_EXERCISE:_ Find the word "Alice" in the data. Return every line where it appears.

_TASK INPUT:_

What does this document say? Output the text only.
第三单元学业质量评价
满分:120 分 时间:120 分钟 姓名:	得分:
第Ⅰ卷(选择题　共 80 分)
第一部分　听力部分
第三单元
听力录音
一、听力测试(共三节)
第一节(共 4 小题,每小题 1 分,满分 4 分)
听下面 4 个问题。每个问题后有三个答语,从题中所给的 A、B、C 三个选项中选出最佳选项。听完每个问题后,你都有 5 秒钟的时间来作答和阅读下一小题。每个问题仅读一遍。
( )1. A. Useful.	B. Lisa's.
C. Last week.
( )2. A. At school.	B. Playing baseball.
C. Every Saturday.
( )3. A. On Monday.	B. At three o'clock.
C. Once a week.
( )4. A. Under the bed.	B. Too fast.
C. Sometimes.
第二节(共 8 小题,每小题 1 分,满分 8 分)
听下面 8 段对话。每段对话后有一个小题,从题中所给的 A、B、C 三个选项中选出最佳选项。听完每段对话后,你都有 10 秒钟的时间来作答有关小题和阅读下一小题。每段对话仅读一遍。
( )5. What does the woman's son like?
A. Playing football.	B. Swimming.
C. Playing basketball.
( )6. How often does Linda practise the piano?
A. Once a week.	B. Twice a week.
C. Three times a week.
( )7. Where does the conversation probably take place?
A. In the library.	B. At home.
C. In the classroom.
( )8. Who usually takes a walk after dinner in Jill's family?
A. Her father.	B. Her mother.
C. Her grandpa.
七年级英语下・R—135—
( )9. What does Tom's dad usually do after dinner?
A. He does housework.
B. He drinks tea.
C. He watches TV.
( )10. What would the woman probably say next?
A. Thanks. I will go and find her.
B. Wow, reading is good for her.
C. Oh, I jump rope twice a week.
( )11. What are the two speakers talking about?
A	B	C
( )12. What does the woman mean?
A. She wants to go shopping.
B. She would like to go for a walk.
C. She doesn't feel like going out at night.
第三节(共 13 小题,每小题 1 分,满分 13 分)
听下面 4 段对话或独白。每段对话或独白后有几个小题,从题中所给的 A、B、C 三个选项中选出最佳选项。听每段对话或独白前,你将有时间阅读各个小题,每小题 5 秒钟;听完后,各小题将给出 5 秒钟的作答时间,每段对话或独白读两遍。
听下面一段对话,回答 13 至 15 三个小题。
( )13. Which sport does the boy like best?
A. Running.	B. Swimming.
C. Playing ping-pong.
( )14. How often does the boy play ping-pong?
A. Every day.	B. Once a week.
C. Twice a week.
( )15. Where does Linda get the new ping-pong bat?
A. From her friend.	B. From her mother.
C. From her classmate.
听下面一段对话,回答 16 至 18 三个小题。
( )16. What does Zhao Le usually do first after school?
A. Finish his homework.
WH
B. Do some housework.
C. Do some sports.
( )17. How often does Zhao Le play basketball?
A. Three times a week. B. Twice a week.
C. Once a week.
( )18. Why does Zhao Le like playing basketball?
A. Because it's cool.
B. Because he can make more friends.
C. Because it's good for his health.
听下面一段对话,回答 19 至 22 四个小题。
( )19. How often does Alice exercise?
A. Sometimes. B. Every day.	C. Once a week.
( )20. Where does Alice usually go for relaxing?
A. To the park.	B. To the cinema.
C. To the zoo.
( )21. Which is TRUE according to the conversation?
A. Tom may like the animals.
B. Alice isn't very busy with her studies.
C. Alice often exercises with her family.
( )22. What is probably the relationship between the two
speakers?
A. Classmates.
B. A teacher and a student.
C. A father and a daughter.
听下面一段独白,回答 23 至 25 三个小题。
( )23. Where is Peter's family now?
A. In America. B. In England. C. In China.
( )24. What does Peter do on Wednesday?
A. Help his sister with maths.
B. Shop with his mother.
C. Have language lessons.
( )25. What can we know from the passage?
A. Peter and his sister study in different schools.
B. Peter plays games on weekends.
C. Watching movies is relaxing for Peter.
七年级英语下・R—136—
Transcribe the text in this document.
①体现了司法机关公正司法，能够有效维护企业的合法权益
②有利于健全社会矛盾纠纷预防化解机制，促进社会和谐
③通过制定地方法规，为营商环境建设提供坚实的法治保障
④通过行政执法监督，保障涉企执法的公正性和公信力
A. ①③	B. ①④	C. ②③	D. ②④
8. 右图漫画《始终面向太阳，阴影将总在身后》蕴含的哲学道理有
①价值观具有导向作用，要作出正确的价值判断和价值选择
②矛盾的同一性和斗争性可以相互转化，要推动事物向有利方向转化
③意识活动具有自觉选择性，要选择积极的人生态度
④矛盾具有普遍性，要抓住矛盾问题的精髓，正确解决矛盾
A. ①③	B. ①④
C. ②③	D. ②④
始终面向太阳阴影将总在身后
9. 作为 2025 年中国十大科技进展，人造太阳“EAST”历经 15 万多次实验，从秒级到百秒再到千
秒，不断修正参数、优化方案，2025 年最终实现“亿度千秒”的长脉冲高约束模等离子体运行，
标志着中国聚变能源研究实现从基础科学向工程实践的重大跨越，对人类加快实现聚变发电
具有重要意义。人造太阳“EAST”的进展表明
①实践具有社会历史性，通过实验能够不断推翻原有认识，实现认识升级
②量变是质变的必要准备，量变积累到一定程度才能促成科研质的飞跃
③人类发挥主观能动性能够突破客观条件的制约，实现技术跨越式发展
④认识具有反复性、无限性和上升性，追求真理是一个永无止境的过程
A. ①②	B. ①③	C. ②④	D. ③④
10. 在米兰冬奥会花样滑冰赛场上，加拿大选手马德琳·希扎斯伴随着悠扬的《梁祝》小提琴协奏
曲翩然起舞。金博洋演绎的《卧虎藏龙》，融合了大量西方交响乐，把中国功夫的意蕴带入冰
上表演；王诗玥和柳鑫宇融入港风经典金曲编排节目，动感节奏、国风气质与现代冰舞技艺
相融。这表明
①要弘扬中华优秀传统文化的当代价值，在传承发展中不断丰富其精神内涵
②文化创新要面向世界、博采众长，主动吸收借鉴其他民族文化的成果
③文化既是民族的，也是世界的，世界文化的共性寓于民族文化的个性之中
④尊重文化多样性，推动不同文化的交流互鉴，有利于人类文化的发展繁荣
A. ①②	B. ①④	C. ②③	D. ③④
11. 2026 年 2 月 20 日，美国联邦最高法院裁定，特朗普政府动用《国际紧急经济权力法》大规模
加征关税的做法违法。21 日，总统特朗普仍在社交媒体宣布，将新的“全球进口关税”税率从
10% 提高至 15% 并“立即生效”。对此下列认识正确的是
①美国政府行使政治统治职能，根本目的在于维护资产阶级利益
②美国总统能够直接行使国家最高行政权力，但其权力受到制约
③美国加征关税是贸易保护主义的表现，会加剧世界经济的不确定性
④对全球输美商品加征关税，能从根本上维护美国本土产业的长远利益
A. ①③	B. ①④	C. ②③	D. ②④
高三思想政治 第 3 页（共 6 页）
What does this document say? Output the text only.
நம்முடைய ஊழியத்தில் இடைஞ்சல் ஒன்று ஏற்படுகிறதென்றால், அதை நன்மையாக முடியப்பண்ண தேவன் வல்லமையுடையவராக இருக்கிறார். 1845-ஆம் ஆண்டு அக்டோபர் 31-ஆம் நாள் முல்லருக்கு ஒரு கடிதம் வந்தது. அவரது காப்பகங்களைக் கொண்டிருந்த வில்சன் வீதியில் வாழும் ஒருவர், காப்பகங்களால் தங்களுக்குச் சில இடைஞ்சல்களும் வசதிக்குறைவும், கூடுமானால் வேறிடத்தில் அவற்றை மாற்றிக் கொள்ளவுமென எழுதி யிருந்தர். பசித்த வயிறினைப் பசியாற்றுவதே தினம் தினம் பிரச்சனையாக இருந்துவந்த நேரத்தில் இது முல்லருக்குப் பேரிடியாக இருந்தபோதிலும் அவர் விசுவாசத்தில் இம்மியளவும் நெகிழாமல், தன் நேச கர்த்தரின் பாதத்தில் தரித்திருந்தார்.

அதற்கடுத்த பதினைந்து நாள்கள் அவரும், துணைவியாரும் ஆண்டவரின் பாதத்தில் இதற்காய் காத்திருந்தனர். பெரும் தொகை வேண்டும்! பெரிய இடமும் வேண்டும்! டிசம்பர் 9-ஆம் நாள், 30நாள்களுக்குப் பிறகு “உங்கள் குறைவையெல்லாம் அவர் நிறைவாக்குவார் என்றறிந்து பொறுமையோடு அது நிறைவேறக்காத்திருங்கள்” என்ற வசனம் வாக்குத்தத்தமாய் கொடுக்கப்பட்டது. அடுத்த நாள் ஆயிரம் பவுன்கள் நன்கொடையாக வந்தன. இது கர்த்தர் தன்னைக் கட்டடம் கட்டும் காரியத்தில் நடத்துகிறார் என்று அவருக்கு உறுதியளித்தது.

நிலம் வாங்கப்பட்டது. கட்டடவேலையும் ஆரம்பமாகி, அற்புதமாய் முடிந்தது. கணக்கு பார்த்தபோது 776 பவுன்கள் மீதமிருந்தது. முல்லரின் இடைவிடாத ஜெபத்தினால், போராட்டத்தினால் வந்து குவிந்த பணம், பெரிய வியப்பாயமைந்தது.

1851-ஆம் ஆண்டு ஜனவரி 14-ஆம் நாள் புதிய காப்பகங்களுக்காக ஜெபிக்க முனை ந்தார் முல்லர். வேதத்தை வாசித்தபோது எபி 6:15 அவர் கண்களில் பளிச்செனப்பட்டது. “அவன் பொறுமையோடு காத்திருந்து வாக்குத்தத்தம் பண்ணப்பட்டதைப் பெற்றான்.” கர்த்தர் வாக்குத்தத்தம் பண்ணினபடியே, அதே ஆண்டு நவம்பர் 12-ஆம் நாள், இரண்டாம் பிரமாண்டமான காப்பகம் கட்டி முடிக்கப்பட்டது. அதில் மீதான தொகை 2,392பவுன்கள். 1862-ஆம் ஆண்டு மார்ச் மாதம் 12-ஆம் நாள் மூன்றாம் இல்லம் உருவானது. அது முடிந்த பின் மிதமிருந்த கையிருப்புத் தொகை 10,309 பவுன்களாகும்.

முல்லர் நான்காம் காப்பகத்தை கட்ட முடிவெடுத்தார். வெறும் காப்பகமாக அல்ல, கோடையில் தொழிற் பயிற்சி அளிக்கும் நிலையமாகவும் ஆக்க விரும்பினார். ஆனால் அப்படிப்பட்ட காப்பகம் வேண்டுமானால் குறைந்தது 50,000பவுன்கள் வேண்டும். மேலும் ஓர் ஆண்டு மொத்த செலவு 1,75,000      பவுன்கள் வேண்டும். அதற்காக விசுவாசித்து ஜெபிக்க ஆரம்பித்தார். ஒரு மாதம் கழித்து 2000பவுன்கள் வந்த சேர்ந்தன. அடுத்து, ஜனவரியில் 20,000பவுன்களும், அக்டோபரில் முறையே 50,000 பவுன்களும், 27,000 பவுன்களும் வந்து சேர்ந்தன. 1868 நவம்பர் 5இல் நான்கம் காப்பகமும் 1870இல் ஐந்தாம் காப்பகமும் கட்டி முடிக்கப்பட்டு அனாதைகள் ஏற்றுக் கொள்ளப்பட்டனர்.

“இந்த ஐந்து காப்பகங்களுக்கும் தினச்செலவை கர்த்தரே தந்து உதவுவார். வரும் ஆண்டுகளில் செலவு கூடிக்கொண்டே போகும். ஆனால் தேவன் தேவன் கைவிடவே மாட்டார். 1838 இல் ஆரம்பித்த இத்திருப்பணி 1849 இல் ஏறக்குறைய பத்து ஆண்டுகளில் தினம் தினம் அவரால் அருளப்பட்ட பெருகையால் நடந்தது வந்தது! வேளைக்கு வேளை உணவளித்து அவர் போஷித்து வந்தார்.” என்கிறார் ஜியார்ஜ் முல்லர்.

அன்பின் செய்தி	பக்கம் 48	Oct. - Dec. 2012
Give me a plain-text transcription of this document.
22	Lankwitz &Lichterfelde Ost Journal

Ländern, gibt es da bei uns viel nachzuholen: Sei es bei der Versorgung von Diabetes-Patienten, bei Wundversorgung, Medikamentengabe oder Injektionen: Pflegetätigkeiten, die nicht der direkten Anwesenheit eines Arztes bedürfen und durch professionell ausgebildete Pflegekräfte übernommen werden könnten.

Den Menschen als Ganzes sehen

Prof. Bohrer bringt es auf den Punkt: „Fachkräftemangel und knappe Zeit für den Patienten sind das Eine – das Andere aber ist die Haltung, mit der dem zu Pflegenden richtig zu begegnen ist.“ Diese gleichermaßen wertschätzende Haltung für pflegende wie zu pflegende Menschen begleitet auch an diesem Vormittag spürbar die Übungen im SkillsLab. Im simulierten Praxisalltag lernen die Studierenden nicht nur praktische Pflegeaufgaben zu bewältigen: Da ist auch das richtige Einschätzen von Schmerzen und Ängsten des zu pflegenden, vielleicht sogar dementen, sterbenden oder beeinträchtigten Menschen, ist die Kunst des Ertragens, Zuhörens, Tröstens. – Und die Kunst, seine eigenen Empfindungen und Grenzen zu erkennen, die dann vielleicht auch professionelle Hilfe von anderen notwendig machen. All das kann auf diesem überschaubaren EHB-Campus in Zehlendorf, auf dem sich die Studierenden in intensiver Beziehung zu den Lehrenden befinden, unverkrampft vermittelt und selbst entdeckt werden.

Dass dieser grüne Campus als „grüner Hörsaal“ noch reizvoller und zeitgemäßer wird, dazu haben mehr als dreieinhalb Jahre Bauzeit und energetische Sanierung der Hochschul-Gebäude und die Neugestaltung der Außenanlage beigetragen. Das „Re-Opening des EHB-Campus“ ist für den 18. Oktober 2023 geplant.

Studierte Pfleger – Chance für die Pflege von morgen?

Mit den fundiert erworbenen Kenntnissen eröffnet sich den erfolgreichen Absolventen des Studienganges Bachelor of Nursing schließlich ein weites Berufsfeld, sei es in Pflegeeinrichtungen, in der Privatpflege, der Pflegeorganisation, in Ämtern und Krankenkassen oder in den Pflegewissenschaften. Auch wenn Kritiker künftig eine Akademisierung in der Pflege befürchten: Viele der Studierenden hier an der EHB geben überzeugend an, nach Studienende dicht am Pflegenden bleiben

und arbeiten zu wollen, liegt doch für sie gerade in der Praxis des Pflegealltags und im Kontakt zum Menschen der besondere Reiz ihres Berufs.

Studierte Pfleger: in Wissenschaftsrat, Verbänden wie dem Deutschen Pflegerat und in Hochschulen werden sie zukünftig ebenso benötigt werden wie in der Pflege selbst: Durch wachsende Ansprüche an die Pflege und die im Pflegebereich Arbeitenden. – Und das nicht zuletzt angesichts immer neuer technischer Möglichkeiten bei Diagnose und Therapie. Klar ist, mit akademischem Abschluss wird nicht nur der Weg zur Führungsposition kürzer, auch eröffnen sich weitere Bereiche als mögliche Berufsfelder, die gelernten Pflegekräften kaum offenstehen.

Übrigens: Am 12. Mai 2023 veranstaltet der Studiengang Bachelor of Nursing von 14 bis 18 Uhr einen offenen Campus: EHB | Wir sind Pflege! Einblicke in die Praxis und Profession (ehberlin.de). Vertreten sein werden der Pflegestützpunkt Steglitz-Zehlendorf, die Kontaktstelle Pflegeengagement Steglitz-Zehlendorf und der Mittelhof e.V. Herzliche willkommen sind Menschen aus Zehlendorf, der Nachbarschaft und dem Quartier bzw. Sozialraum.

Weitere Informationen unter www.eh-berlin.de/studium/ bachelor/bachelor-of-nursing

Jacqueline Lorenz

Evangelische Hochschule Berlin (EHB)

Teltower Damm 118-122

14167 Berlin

_WRITTEN ANSWER:_
( )19. How often does Alice exercise?
( )20. Where does Alice usually go for relaxing?
B. Alice isn't very busy with her studies.
C. Alice often exercises with her family.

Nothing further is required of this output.